-- Input start --

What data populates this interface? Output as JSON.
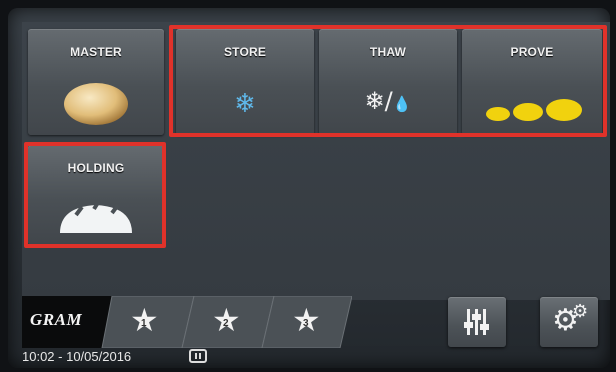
{
  "programs": [
    {
      "label": "MASTER"
    },
    {
      "label": "STORE"
    },
    {
      "label": "THAW"
    },
    {
      "label": "PROVE"
    },
    {
      "label": "HOLDING"
    }
  ],
  "favorites_tabs": [
    {
      "brand": "GRAM"
    },
    {
      "number": "1"
    },
    {
      "number": "2"
    },
    {
      "number": "3"
    }
  ],
  "toolbar": {
    "settings_icon": "sliders-icon",
    "service_icon": "gears-icon"
  },
  "status_bar": {
    "datetime": "10:02 - 10/05/2016"
  },
  "colors": {
    "highlight": "#e0322a",
    "snowflake": "#5fb8ea",
    "prove_bread": "#f1d20e"
  }
}
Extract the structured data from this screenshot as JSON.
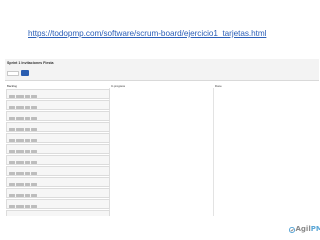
{
  "link": {
    "url_text": "https://todopmp.com/software/scrum-board/ejercicio1_tarjetas.html"
  },
  "board": {
    "title": "Sprint 1 Invitaciones Fiesta",
    "input_value": "",
    "button_label": ""
  },
  "columns": [
    {
      "label": "Backlog"
    },
    {
      "label": "In progress"
    },
    {
      "label": "Done"
    }
  ],
  "cards": [
    {
      "title": "",
      "points": ""
    },
    {
      "title": "",
      "points": ""
    },
    {
      "title": "",
      "points": ""
    },
    {
      "title": "",
      "points": ""
    },
    {
      "title": "",
      "points": ""
    },
    {
      "title": "",
      "points": ""
    },
    {
      "title": "",
      "points": ""
    },
    {
      "title": "",
      "points": ""
    },
    {
      "title": "",
      "points": ""
    },
    {
      "title": "",
      "points": ""
    },
    {
      "title": "",
      "points": ""
    },
    {
      "title": "",
      "points": ""
    }
  ],
  "logo": {
    "part1": "Agil",
    "part2": "PM"
  },
  "colors": {
    "link": "#2b5fb8",
    "brand_blue": "#5aa6d6",
    "brand_grey": "#8a8a8a",
    "button": "#2a5db0"
  }
}
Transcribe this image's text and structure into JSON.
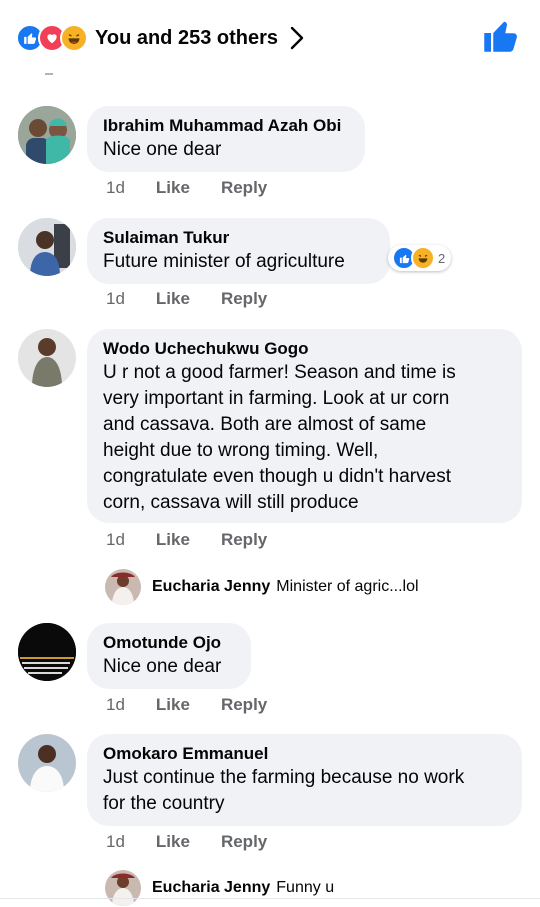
{
  "header": {
    "reaction_summary": "You and 253 others",
    "reaction_icons": [
      "like-icon",
      "love-icon",
      "haha-icon"
    ],
    "like_button_icon": "thumbs-up-icon"
  },
  "colors": {
    "accent": "#1877f2",
    "love": "#f33e58",
    "haha": "#f7b125",
    "bubble": "#f0f2f5",
    "secondary_text": "#65676b"
  },
  "comments": [
    {
      "name": "Ibrahim Muhammad Azah Obi",
      "text": "Nice one dear",
      "time": "1d",
      "like": "Like",
      "reply": "Reply"
    },
    {
      "name": "Sulaiman Tukur",
      "text": "Future minister of agriculture",
      "time": "1d",
      "like": "Like",
      "reply": "Reply",
      "reaction_count": "2"
    },
    {
      "name": "Wodo Uchechukwu Gogo",
      "text": "U r not a good farmer! Season and time is\nvery important in farming. Look at ur corn\nand cassava. Both are almost of same\nheight due to wrong timing. Well,\ncongratulate even though u didn't harvest\ncorn, cassava will still produce",
      "time": "1d",
      "like": "Like",
      "reply": "Reply",
      "reply_preview": {
        "name": "Eucharia Jenny",
        "text": "Minister of agric...lol"
      }
    },
    {
      "name": "Omotunde Ojo",
      "text": "Nice one dear",
      "time": "1d",
      "like": "Like",
      "reply": "Reply"
    },
    {
      "name": "Omokaro Emmanuel",
      "text": "Just continue the farming because no work\nfor the country",
      "time": "1d",
      "like": "Like",
      "reply": "Reply",
      "reply_preview": {
        "name": "Eucharia Jenny",
        "text": "Funny u"
      }
    }
  ]
}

-- Input end --

Each record above should come back exactly the same, only without its pictures.

(Written answer):
What data populates this interface? Output as JSON.
{
  "programs": [
    {
      "label": "MASTER"
    },
    {
      "label": "STORE"
    },
    {
      "label": "THAW"
    },
    {
      "label": "PROVE"
    },
    {
      "label": "HOLDING"
    }
  ],
  "favorites_tabs": [
    {
      "brand": "GRAM"
    },
    {
      "number": "1"
    },
    {
      "number": "2"
    },
    {
      "number": "3"
    }
  ],
  "toolbar": {
    "settings_icon": "sliders-icon",
    "service_icon": "gears-icon"
  },
  "status_bar": {
    "datetime": "10:02 - 10/05/2016"
  },
  "colors": {
    "highlight": "#e0322a",
    "snowflake": "#5fb8ea",
    "prove_bread": "#f1d20e"
  }
}
Extract the structured data from this screenshot as JSON.
{
  "link": {
    "url_text": "https://todopmp.com/software/scrum-board/ejercicio1_tarjetas.html"
  },
  "board": {
    "title": "Sprint 1 Invitaciones Fiesta",
    "input_value": "",
    "button_label": ""
  },
  "columns": [
    {
      "label": "Backlog"
    },
    {
      "label": "In progress"
    },
    {
      "label": "Done"
    }
  ],
  "cards": [
    {
      "title": "",
      "points": ""
    },
    {
      "title": "",
      "points": ""
    },
    {
      "title": "",
      "points": ""
    },
    {
      "title": "",
      "points": ""
    },
    {
      "title": "",
      "points": ""
    },
    {
      "title": "",
      "points": ""
    },
    {
      "title": "",
      "points": ""
    },
    {
      "title": "",
      "points": ""
    },
    {
      "title": "",
      "points": ""
    },
    {
      "title": "",
      "points": ""
    },
    {
      "title": "",
      "points": ""
    },
    {
      "title": "",
      "points": ""
    }
  ],
  "logo": {
    "part1": "Agil",
    "part2": "PM"
  },
  "colors": {
    "link": "#2b5fb8",
    "brand_blue": "#5aa6d6",
    "brand_grey": "#8a8a8a",
    "button": "#2a5db0"
  }
}
Transcribe this image's text and structure into JSON.
{
  "header": {
    "reaction_summary": "You and 253 others",
    "reaction_icons": [
      "like-icon",
      "love-icon",
      "haha-icon"
    ],
    "like_button_icon": "thumbs-up-icon"
  },
  "colors": {
    "accent": "#1877f2",
    "love": "#f33e58",
    "haha": "#f7b125",
    "bubble": "#f0f2f5",
    "secondary_text": "#65676b"
  },
  "comments": [
    {
      "name": "Ibrahim Muhammad Azah Obi",
      "text": "Nice one dear",
      "time": "1d",
      "like": "Like",
      "reply": "Reply"
    },
    {
      "name": "Sulaiman Tukur",
      "text": "Future minister of agriculture",
      "time": "1d",
      "like": "Like",
      "reply": "Reply",
      "reaction_count": "2"
    },
    {
      "name": "Wodo Uchechukwu Gogo",
      "text": "U r not a good farmer! Season and time is\nvery important in farming. Look at ur corn\nand cassava. Both are almost of same\nheight due to wrong timing. Well,\ncongratulate even though u didn't harvest\ncorn, cassava will still produce",
      "time": "1d",
      "like": "Like",
      "reply": "Reply",
      "reply_preview": {
        "name": "Eucharia Jenny",
        "text": "Minister of agric...lol"
      }
    },
    {
      "name": "Omotunde Ojo",
      "text": "Nice one dear",
      "time": "1d",
      "like": "Like",
      "reply": "Reply"
    },
    {
      "name": "Omokaro Emmanuel",
      "text": "Just continue the farming because no work\nfor the country",
      "time": "1d",
      "like": "Like",
      "reply": "Reply",
      "reply_preview": {
        "name": "Eucharia Jenny",
        "text": "Funny u"
      }
    }
  ]
}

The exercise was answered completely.